## start Data lines
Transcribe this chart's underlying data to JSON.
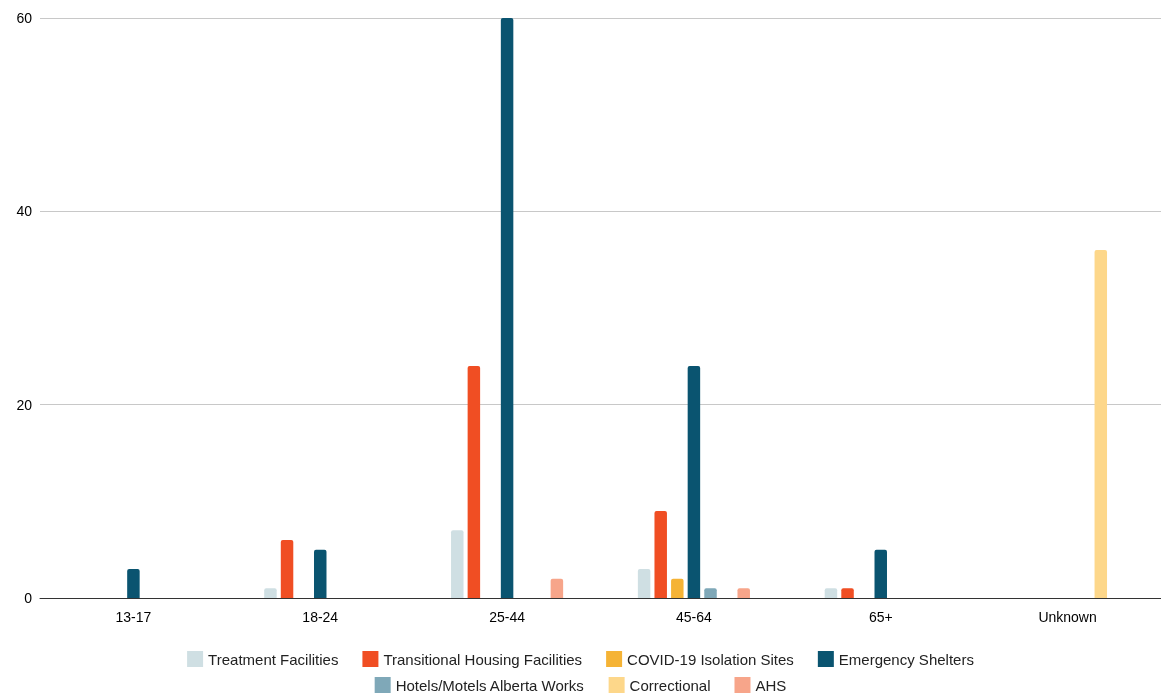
{
  "chart_data": {
    "type": "bar",
    "categories": [
      "13-17",
      "18-24",
      "25-44",
      "45-64",
      "65+",
      "Unknown"
    ],
    "series": [
      {
        "name": "Treatment Facilities",
        "color": "#cfdfe3",
        "values": [
          null,
          1,
          7,
          3,
          1,
          null
        ]
      },
      {
        "name": "Transitional Housing Facilities",
        "color": "#f04e23",
        "values": [
          null,
          6,
          24,
          9,
          1,
          null
        ]
      },
      {
        "name": "COVID-19 Isolation Sites",
        "color": "#f5b335",
        "values": [
          null,
          null,
          null,
          2,
          null,
          null
        ]
      },
      {
        "name": "Emergency Shelters",
        "color": "#0a5470",
        "values": [
          3,
          5,
          60,
          24,
          5,
          null
        ]
      },
      {
        "name": "Hotels/Motels Alberta Works",
        "color": "#7fa8b8",
        "values": [
          null,
          null,
          null,
          1,
          null,
          null
        ]
      },
      {
        "name": "Correctional",
        "color": "#fdd78a",
        "values": [
          null,
          null,
          null,
          null,
          null,
          36
        ]
      },
      {
        "name": "AHS",
        "color": "#f7a58a",
        "values": [
          null,
          null,
          2,
          1,
          null,
          null
        ]
      }
    ],
    "ylim": [
      0,
      60
    ],
    "yticks": [
      0,
      20,
      40,
      60
    ],
    "grid": "y",
    "legend": "bottom"
  }
}
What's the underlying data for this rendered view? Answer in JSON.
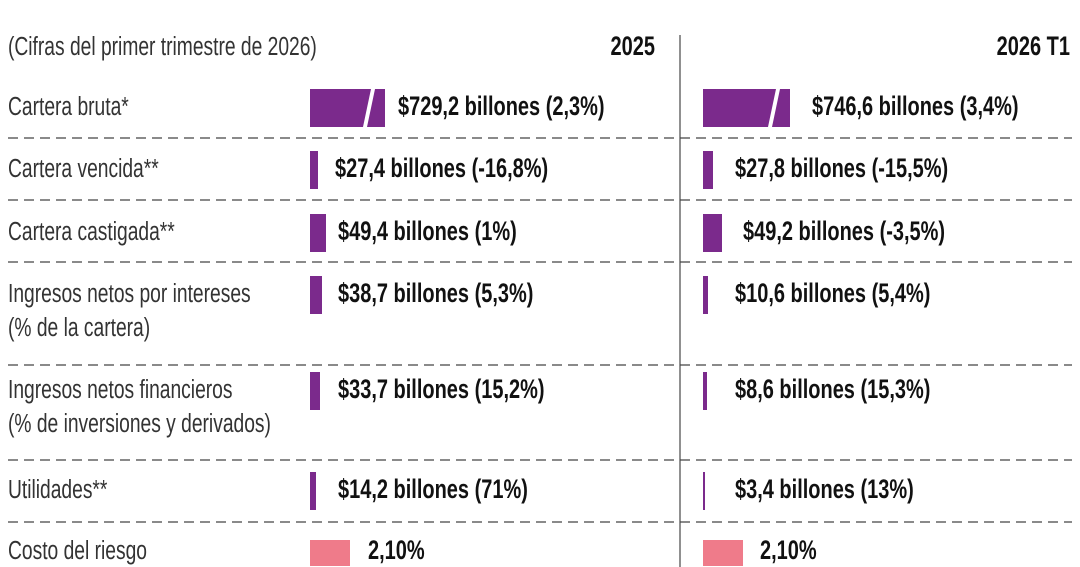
{
  "header": {
    "note": "(Cifras del primer trimestre de 2026)",
    "col1": "2025",
    "col2": "2026 T1"
  },
  "rows": [
    {
      "label": [
        "Cartera bruta*"
      ],
      "v2025": "$729,2 billones (2,3%)",
      "v2026": "$746,6 billones (3,4%)"
    },
    {
      "label": [
        "Cartera vencida**"
      ],
      "v2025": "$27,4 billones (-16,8%)",
      "v2026": "$27,8 billones (-15,5%)"
    },
    {
      "label": [
        "Cartera castigada**"
      ],
      "v2025": "$49,4 billones (1%)",
      "v2026": "$49,2 billones (-3,5%)"
    },
    {
      "label": [
        "Ingresos netos por intereses",
        "(% de la cartera)"
      ],
      "v2025": "$38,7 billones (5,3%)",
      "v2026": "$10,6 billones (5,4%)"
    },
    {
      "label": [
        "Ingresos netos financieros",
        "(% de inversiones y derivados)"
      ],
      "v2025": "$33,7 billones (15,2%)",
      "v2026": "$8,6 billones (15,3%)"
    },
    {
      "label": [
        "Utilidades**"
      ],
      "v2025": "$14,2 billones (71%)",
      "v2026": "$3,4 billones (13%)"
    },
    {
      "label": [
        "Costo del riesgo"
      ],
      "v2025": "2,10%",
      "v2026": "2,10%"
    }
  ]
}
## end Data lines
» **Problem**
Extract each line from the entries above that contains the string "color".

» **Output**
        "color": "#cfdfe3",
        "color": "#f04e23",
        "color": "#f5b335",
        "color": "#0a5470",
        "color": "#7fa8b8",
        "color": "#fdd78a",
        "color": "#f7a58a",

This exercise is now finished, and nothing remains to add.